---- Stored records
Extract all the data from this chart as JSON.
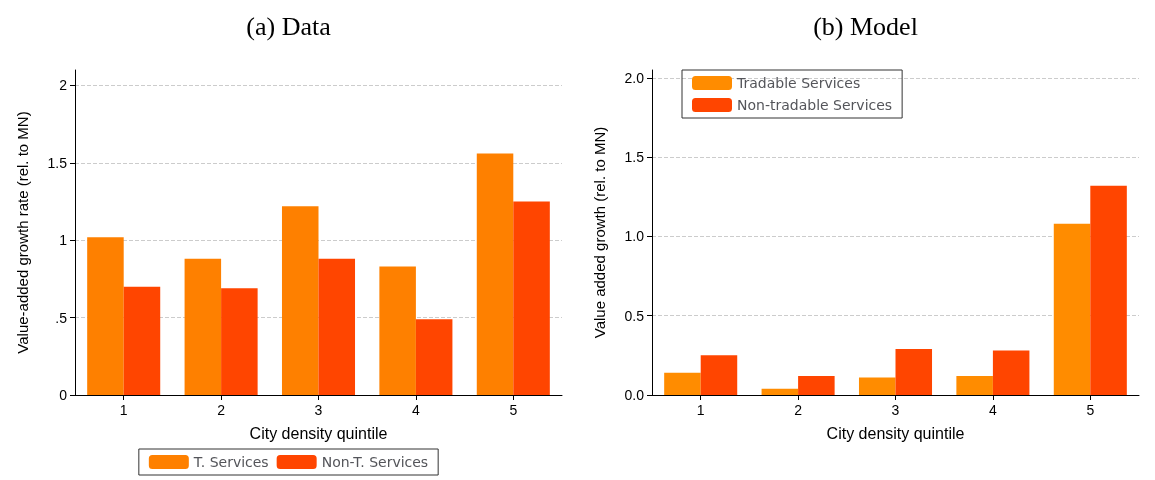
{
  "chart_data": [
    {
      "type": "bar",
      "title": "(a) Data",
      "xlabel": "City density quintile",
      "ylabel": "Value-added growth rate (rel. to MN)",
      "categories": [
        "1",
        "2",
        "3",
        "4",
        "5"
      ],
      "series": [
        {
          "name": "T. Services",
          "color": "#fe8000",
          "values": [
            1.02,
            0.88,
            1.22,
            0.83,
            1.56
          ]
        },
        {
          "name": "Non-T. Services",
          "color": "#ff4500",
          "values": [
            0.7,
            0.69,
            0.88,
            0.49,
            1.25
          ]
        }
      ],
      "ylim": [
        0,
        2.1
      ],
      "yticks": [
        0,
        {
          "value": 0.5,
          "label": ".5"
        },
        1,
        1.5,
        2
      ],
      "grid": "y",
      "legend": "bottom"
    },
    {
      "type": "bar",
      "title": "(b) Model",
      "xlabel": "City density quintile",
      "ylabel": "Value added growth (rel. to MN)",
      "categories": [
        "1",
        "2",
        "3",
        "4",
        "5"
      ],
      "series": [
        {
          "name": "Tradable Services",
          "color": "#ff8c00",
          "values": [
            0.14,
            0.04,
            0.11,
            0.12,
            1.08
          ]
        },
        {
          "name": "Non-tradable Services",
          "color": "#ff4500",
          "values": [
            0.25,
            0.12,
            0.29,
            0.28,
            1.32
          ]
        }
      ],
      "ylim": [
        0,
        2.05
      ],
      "yticks": [
        {
          "value": 0,
          "label": "0.0"
        },
        0.5,
        {
          "value": 1,
          "label": "1.0"
        },
        1.5,
        {
          "value": 2,
          "label": "2.0"
        }
      ],
      "grid": "y",
      "legend": "top left"
    }
  ]
}
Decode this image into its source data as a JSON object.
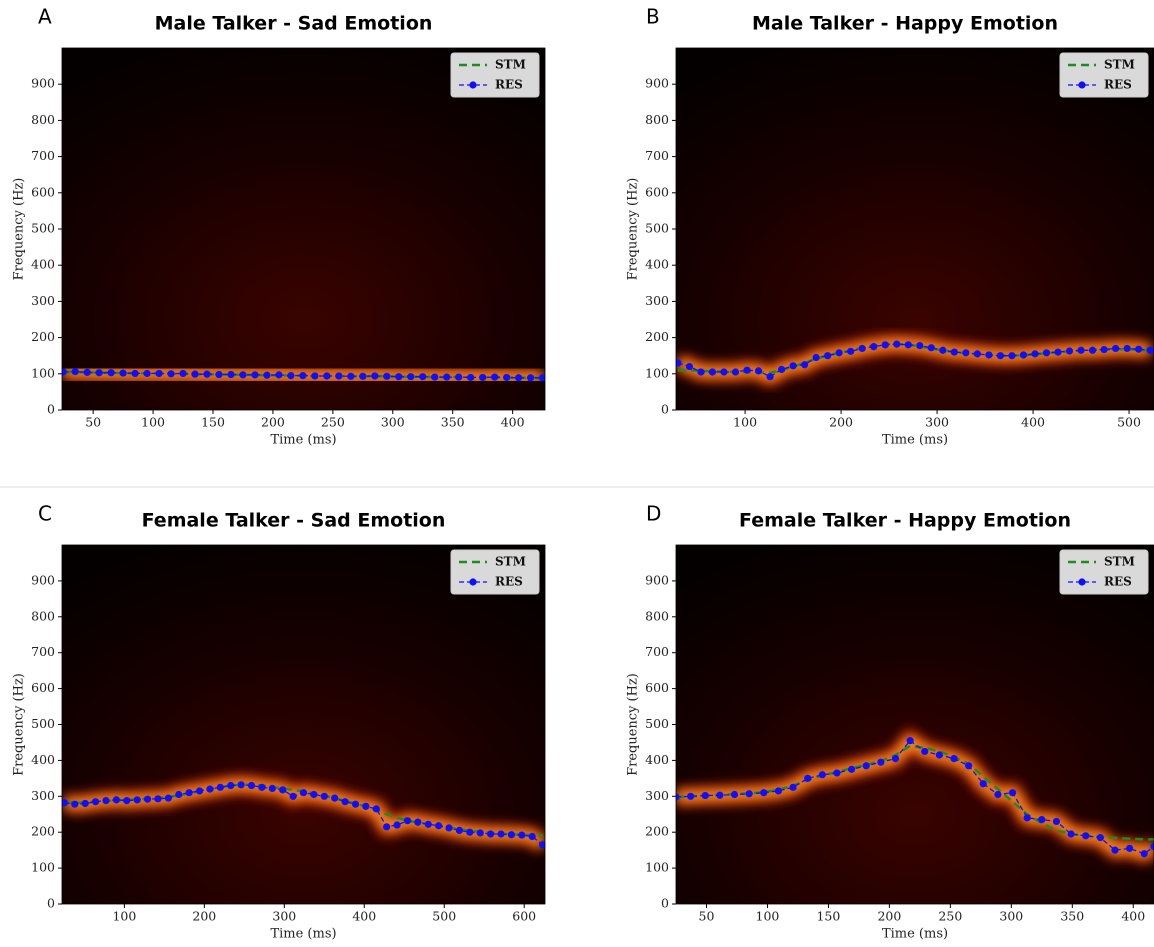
{
  "chart_data": [
    {
      "type": "line",
      "panel": "A",
      "title": "Male Talker - Sad Emotion",
      "x_label": "Time (ms)",
      "y_label": "Frequency (Hz)",
      "xlim": [
        24,
        427
      ],
      "ylim": [
        0,
        1000
      ],
      "xticks": [
        50,
        100,
        150,
        200,
        250,
        300,
        350,
        400
      ],
      "yticks": [
        0,
        100,
        200,
        300,
        400,
        500,
        600,
        700,
        800,
        900
      ],
      "legend": "upper right",
      "x": [
        25,
        35,
        45,
        55,
        65,
        75,
        85,
        95,
        105,
        115,
        125,
        135,
        145,
        155,
        165,
        175,
        185,
        195,
        205,
        215,
        225,
        235,
        245,
        255,
        265,
        275,
        285,
        295,
        305,
        315,
        325,
        335,
        345,
        355,
        365,
        375,
        385,
        395,
        405,
        415,
        425
      ],
      "series": [
        {
          "name": "STM",
          "color": "#1e8c1e",
          "style": "dashed",
          "values": [
            105,
            105,
            104,
            103,
            103,
            102,
            102,
            101,
            101,
            100,
            100,
            99,
            99,
            98,
            98,
            97,
            97,
            96,
            96,
            95,
            95,
            94,
            94,
            94,
            93,
            93,
            93,
            93,
            92,
            92,
            92,
            91,
            91,
            91,
            90,
            90,
            90,
            90,
            89,
            89,
            89
          ]
        },
        {
          "name": "RES",
          "color": "#0f0fff",
          "style": "dots",
          "values": [
            105,
            106,
            104,
            103,
            103,
            102,
            101,
            101,
            101,
            100,
            101,
            99,
            99,
            98,
            98,
            97,
            97,
            96,
            97,
            95,
            95,
            94,
            94,
            94,
            93,
            93,
            94,
            93,
            92,
            92,
            92,
            91,
            91,
            91,
            90,
            90,
            91,
            90,
            89,
            89,
            89
          ]
        }
      ]
    },
    {
      "type": "line",
      "panel": "B",
      "title": "Male Talker - Happy Emotion",
      "x_label": "Time (ms)",
      "y_label": "Frequency (Hz)",
      "xlim": [
        28,
        526
      ],
      "ylim": [
        0,
        1000
      ],
      "xticks": [
        100,
        200,
        300,
        400,
        500
      ],
      "yticks": [
        0,
        100,
        200,
        300,
        400,
        500,
        600,
        700,
        800,
        900
      ],
      "legend": "upper right",
      "x": [
        30,
        42,
        54,
        66,
        78,
        90,
        102,
        114,
        126,
        138,
        150,
        162,
        174,
        186,
        198,
        210,
        222,
        234,
        246,
        258,
        270,
        282,
        294,
        306,
        318,
        330,
        342,
        354,
        366,
        378,
        390,
        402,
        414,
        426,
        438,
        450,
        462,
        474,
        486,
        498,
        510,
        522
      ],
      "series": [
        {
          "name": "STM",
          "color": "#1e8c1e",
          "style": "dashed",
          "values": [
            110,
            110,
            108,
            107,
            106,
            105,
            105,
            104,
            103,
            110,
            120,
            130,
            142,
            150,
            158,
            165,
            172,
            178,
            182,
            182,
            180,
            176,
            170,
            165,
            160,
            157,
            154,
            152,
            150,
            150,
            151,
            154,
            157,
            160,
            162,
            164,
            166,
            167,
            168,
            168,
            166,
            164
          ]
        },
        {
          "name": "RES",
          "color": "#0f0fff",
          "style": "dots",
          "values": [
            130,
            120,
            105,
            105,
            105,
            105,
            110,
            108,
            92,
            112,
            122,
            125,
            145,
            150,
            158,
            162,
            170,
            175,
            180,
            182,
            180,
            178,
            172,
            165,
            160,
            158,
            155,
            152,
            150,
            150,
            152,
            155,
            158,
            160,
            163,
            165,
            165,
            167,
            170,
            170,
            168,
            165
          ]
        }
      ]
    },
    {
      "type": "line",
      "panel": "C",
      "title": "Female Talker - Sad Emotion",
      "x_label": "Time (ms)",
      "y_label": "Frequency (Hz)",
      "xlim": [
        22,
        626
      ],
      "ylim": [
        0,
        1000
      ],
      "xticks": [
        100,
        200,
        300,
        400,
        500,
        600
      ],
      "yticks": [
        0,
        100,
        200,
        300,
        400,
        500,
        600,
        700,
        800,
        900
      ],
      "legend": "upper right",
      "x": [
        25,
        38,
        51,
        64,
        77,
        90,
        103,
        116,
        129,
        142,
        155,
        168,
        181,
        194,
        207,
        220,
        233,
        246,
        259,
        272,
        285,
        298,
        311,
        324,
        337,
        350,
        363,
        376,
        389,
        402,
        415,
        428,
        441,
        454,
        467,
        480,
        493,
        506,
        519,
        532,
        545,
        558,
        571,
        584,
        597,
        610,
        623
      ],
      "series": [
        {
          "name": "STM",
          "color": "#1e8c1e",
          "style": "dashed",
          "values": [
            282,
            282,
            283,
            285,
            287,
            289,
            290,
            291,
            293,
            295,
            298,
            303,
            308,
            314,
            320,
            325,
            330,
            332,
            332,
            330,
            326,
            322,
            318,
            314,
            308,
            302,
            295,
            287,
            280,
            272,
            262,
            250,
            240,
            232,
            227,
            222,
            218,
            213,
            208,
            204,
            201,
            198,
            196,
            194,
            193,
            192,
            192
          ]
        },
        {
          "name": "RES",
          "color": "#0f0fff",
          "style": "dots",
          "values": [
            282,
            278,
            280,
            285,
            288,
            290,
            288,
            290,
            292,
            293,
            295,
            305,
            310,
            315,
            320,
            325,
            330,
            332,
            330,
            325,
            322,
            318,
            300,
            310,
            305,
            300,
            295,
            285,
            278,
            272,
            265,
            215,
            220,
            232,
            228,
            222,
            218,
            212,
            205,
            200,
            198,
            195,
            195,
            193,
            192,
            188,
            165
          ]
        }
      ]
    },
    {
      "type": "line",
      "panel": "D",
      "title": "Female Talker - Happy Emotion",
      "x_label": "Time (ms)",
      "y_label": "Frequency (Hz)",
      "xlim": [
        25,
        417
      ],
      "ylim": [
        0,
        1000
      ],
      "xticks": [
        50,
        100,
        150,
        200,
        250,
        300,
        350,
        400
      ],
      "yticks": [
        0,
        100,
        200,
        300,
        400,
        500,
        600,
        700,
        800,
        900
      ],
      "legend": "upper right",
      "x": [
        25,
        37,
        49,
        61,
        73,
        85,
        97,
        109,
        121,
        133,
        145,
        157,
        169,
        181,
        193,
        205,
        217,
        229,
        241,
        253,
        265,
        277,
        289,
        301,
        313,
        325,
        337,
        349,
        361,
        373,
        385,
        397,
        409,
        417
      ],
      "series": [
        {
          "name": "STM",
          "color": "#1e8c1e",
          "style": "dashed",
          "values": [
            298,
            300,
            302,
            304,
            306,
            308,
            312,
            318,
            330,
            345,
            358,
            368,
            378,
            388,
            398,
            415,
            440,
            435,
            425,
            410,
            390,
            355,
            320,
            285,
            250,
            225,
            205,
            195,
            190,
            187,
            184,
            182,
            180,
            180
          ]
        },
        {
          "name": "RES",
          "color": "#0f0fff",
          "style": "dots",
          "values": [
            298,
            300,
            302,
            303,
            305,
            307,
            310,
            315,
            325,
            350,
            360,
            365,
            375,
            385,
            395,
            405,
            455,
            425,
            415,
            405,
            385,
            335,
            305,
            310,
            240,
            235,
            230,
            195,
            190,
            185,
            150,
            155,
            140,
            160
          ]
        }
      ]
    }
  ]
}
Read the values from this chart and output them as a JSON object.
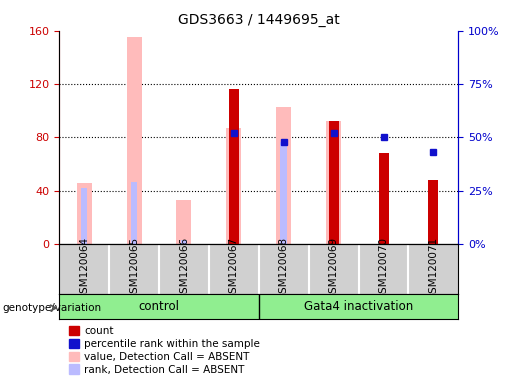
{
  "title": "GDS3663 / 1449695_at",
  "samples": [
    "GSM120064",
    "GSM120065",
    "GSM120066",
    "GSM120067",
    "GSM120068",
    "GSM120069",
    "GSM120070",
    "GSM120071"
  ],
  "count": [
    0,
    0,
    0,
    116,
    0,
    92,
    68,
    48
  ],
  "percentile_rank": [
    null,
    null,
    null,
    52,
    48,
    52,
    50,
    43
  ],
  "value_absent": [
    46,
    155,
    33,
    87,
    103,
    92,
    null,
    null
  ],
  "rank_absent": [
    26,
    29,
    2,
    52,
    48,
    52,
    null,
    null
  ],
  "ylim_left": [
    0,
    160
  ],
  "ylim_right": [
    0,
    100
  ],
  "yticks_left": [
    0,
    40,
    80,
    120,
    160
  ],
  "yticks_right": [
    0,
    25,
    50,
    75,
    100
  ],
  "yticklabels_right": [
    "0%",
    "25%",
    "50%",
    "75%",
    "100%"
  ],
  "group1_label": "control",
  "group2_label": "Gata4 inactivation",
  "group1_indices": [
    0,
    1,
    2,
    3
  ],
  "group2_indices": [
    4,
    5,
    6,
    7
  ],
  "color_count": "#cc0000",
  "color_rank": "#1111cc",
  "color_value_absent": "#ffbbbb",
  "color_rank_absent": "#bbbbff",
  "left_axis_color": "#cc0000",
  "right_axis_color": "#0000cc",
  "grid_color": "#000000",
  "label_bg_color": "#d0d0d0",
  "group_bg": "#90ee90",
  "separator_color": "#888888"
}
--------
▶ **Stated exercise**
Collect from the data above every line that includes "object".

▶ **Result for this exercise**
Decode this image into its source data as a JSON object.
Read the values from this chart and output them as a JSON object.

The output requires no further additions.